◆ Given instruction:
Report, word for word, every line of the material that contains "received".

Dataset items
-.-.-
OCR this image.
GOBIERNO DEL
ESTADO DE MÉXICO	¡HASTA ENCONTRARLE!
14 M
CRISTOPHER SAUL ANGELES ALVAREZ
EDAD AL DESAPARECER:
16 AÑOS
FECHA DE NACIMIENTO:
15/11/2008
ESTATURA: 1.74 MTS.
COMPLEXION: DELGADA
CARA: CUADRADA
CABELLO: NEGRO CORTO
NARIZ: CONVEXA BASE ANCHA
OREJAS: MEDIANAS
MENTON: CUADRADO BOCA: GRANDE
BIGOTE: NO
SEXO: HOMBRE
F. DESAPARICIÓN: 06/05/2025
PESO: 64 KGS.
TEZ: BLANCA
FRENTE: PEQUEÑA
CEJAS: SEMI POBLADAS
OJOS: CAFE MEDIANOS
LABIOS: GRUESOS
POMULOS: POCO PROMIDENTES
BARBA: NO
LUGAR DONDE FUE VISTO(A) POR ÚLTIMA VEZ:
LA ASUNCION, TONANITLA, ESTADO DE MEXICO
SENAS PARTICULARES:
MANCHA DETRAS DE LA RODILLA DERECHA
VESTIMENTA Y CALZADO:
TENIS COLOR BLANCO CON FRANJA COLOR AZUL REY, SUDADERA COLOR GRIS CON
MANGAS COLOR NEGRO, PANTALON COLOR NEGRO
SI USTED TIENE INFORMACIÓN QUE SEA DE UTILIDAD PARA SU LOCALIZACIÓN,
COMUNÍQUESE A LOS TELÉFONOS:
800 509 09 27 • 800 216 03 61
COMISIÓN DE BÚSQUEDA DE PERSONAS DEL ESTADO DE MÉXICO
-.-.-
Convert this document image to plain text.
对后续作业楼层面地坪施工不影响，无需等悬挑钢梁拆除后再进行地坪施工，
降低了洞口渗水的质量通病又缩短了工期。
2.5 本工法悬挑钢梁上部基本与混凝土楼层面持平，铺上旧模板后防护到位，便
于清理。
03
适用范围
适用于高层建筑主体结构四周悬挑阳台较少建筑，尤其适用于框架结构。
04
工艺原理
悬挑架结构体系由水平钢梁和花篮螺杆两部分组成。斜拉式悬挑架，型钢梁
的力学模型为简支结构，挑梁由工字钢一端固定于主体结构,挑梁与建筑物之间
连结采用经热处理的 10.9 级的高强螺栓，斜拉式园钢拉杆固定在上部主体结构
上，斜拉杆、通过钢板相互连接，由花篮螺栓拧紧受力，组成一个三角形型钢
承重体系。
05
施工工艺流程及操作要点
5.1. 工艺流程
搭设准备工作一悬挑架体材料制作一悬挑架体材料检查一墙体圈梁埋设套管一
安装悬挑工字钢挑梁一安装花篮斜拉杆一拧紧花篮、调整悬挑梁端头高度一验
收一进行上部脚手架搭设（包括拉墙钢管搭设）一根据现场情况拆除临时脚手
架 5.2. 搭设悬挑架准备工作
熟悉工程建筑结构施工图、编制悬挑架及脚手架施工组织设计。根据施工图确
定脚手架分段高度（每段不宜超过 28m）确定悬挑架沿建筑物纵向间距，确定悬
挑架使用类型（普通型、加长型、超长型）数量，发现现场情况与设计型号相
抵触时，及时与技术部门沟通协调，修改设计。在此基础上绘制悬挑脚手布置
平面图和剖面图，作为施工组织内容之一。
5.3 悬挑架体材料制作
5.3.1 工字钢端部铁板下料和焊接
-.-.-
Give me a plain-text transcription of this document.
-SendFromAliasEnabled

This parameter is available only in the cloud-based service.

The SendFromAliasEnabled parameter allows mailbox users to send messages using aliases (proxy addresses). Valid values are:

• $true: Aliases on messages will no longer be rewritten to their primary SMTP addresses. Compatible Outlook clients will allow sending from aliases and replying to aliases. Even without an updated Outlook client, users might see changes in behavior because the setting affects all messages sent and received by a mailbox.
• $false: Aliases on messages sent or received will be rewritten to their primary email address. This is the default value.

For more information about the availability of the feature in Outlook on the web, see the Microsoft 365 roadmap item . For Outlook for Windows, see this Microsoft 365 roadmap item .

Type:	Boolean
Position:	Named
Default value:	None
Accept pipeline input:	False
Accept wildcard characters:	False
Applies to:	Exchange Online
-.-.-
◆ Result of this exercise:
• $true: Aliases on messages will no longer be rewritten to their primary SMTP addresses. Compatible Outlook clients will allow sending from aliases and replying to aliases. Even without an updated Outlook client, users might see changes in behavior because the setting affects all messages sent and received by a mailbox.
• $false: Aliases on messages sent or received will be rewritten to their primary email address. This is the default value.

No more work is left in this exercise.